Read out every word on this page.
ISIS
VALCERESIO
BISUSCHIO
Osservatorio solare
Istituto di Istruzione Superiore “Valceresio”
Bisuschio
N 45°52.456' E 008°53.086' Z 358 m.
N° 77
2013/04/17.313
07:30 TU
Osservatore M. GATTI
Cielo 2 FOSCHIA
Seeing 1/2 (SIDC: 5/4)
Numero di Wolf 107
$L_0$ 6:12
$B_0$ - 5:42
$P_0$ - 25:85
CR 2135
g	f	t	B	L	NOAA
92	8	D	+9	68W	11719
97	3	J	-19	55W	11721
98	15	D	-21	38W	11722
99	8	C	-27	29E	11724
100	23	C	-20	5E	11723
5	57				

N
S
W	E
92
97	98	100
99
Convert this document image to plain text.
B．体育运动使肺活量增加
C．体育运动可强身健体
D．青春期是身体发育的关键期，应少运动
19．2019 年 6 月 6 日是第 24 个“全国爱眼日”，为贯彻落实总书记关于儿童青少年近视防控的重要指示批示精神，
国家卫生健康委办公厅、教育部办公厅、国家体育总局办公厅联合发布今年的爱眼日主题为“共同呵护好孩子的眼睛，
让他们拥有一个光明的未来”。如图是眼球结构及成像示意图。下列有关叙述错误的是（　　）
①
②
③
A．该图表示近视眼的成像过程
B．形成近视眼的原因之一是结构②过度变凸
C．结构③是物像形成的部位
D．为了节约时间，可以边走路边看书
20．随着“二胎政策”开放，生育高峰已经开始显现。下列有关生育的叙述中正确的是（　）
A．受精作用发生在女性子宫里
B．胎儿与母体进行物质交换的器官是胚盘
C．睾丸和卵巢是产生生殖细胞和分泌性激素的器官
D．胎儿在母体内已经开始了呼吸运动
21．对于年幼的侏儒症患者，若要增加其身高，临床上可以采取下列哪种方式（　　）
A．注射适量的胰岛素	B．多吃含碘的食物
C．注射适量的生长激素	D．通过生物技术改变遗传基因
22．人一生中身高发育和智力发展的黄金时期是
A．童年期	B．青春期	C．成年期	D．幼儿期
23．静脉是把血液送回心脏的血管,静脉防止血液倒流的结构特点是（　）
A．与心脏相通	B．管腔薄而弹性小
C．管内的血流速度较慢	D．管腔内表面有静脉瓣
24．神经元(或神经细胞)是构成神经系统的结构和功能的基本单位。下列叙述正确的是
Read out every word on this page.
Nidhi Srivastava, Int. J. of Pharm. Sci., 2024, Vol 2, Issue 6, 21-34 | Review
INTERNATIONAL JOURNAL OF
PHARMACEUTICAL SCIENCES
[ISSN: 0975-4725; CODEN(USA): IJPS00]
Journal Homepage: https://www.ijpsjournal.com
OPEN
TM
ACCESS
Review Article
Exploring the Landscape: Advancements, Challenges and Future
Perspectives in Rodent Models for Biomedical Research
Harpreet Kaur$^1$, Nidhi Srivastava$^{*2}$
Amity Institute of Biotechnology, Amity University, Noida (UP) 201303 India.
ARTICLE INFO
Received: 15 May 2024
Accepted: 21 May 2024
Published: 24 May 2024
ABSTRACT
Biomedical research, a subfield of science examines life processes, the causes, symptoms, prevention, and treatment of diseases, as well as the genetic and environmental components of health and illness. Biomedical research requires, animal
++++
= Required work =
Could you quote the material above in full, exactly as it stands?

= Complete response =
Read out every word on this page.
ISIS
VALCERESIO
BISUSCHIO
Osservatorio solare
Istituto di Istruzione Superiore “Valceresio”
Bisuschio
N 45°52.456' E 008°53.086' Z 358 m.
N° 77
2013/04/17.313
07:30 TU
Osservatore M. GATTI
Cielo 2 FOSCHIA
Seeing 1/2 (SIDC: 5/4)
Numero di Wolf 107
$L_0$ 6:12
$B_0$ - 5:42
$P_0$ - 25:85
CR 2135
g	f	t	B	L	NOAA
92	8	D	+9	68W	11719
97	3	J	-19	55W	11721
98	15	D	-21	38W	11722
99	8	C	-27	29E	11724
100	23	C	-20	5E	11723
5	57				

N
S
W	E
92
97	98	100
99
Convert this document image to plain text.
B．体育运动使肺活量增加
C．体育运动可强身健体
D．青春期是身体发育的关键期，应少运动
19．2019 年 6 月 6 日是第 24 个“全国爱眼日”，为贯彻落实总书记关于儿童青少年近视防控的重要指示批示精神，
国家卫生健康委办公厅、教育部办公厅、国家体育总局办公厅联合发布今年的爱眼日主题为“共同呵护好孩子的眼睛，
让他们拥有一个光明的未来”。如图是眼球结构及成像示意图。下列有关叙述错误的是（　　）
①
②
③
A．该图表示近视眼的成像过程
B．形成近视眼的原因之一是结构②过度变凸
C．结构③是物像形成的部位
D．为了节约时间，可以边走路边看书
20．随着“二胎政策”开放，生育高峰已经开始显现。下列有关生育的叙述中正确的是（　）
A．受精作用发生在女性子宫里
B．胎儿与母体进行物质交换的器官是胚盘
C．睾丸和卵巢是产生生殖细胞和分泌性激素的器官
D．胎儿在母体内已经开始了呼吸运动
21．对于年幼的侏儒症患者，若要增加其身高，临床上可以采取下列哪种方式（　　）
A．注射适量的胰岛素	B．多吃含碘的食物
C．注射适量的生长激素	D．通过生物技术改变遗传基因
22．人一生中身高发育和智力发展的黄金时期是
A．童年期	B．青春期	C．成年期	D．幼儿期
23．静脉是把血液送回心脏的血管,静脉防止血液倒流的结构特点是（　）
A．与心脏相通	B．管腔薄而弹性小
C．管内的血流速度较慢	D．管腔内表面有静脉瓣
24．神经元(或神经细胞)是构成神经系统的结构和功能的基本单位。下列叙述正确的是
Read out every word on this page.
Nidhi Srivastava, Int. J. of Pharm. Sci., 2024, Vol 2, Issue 6, 21-34 | Review
INTERNATIONAL JOURNAL OF
PHARMACEUTICAL SCIENCES
[ISSN: 0975-4725; CODEN(USA): IJPS00]
Journal Homepage: https://www.ijpsjournal.com
OPEN
TM
ACCESS
Review Article
Exploring the Landscape: Advancements, Challenges and Future
Perspectives in Rodent Models for Biomedical Research
Harpreet Kaur$^1$, Nidhi Srivastava$^{*2}$
Amity Institute of Biotechnology, Amity University, Noida (UP) 201303 India.
ARTICLE INFO
Received: 15 May 2024
Accepted: 21 May 2024
Published: 24 May 2024
ABSTRACT
Biomedical research, a subfield of science examines life processes, the causes, symptoms, prevention, and treatment of diseases, as well as the genetic and environmental components of health and illness. Biomedical research requires, animal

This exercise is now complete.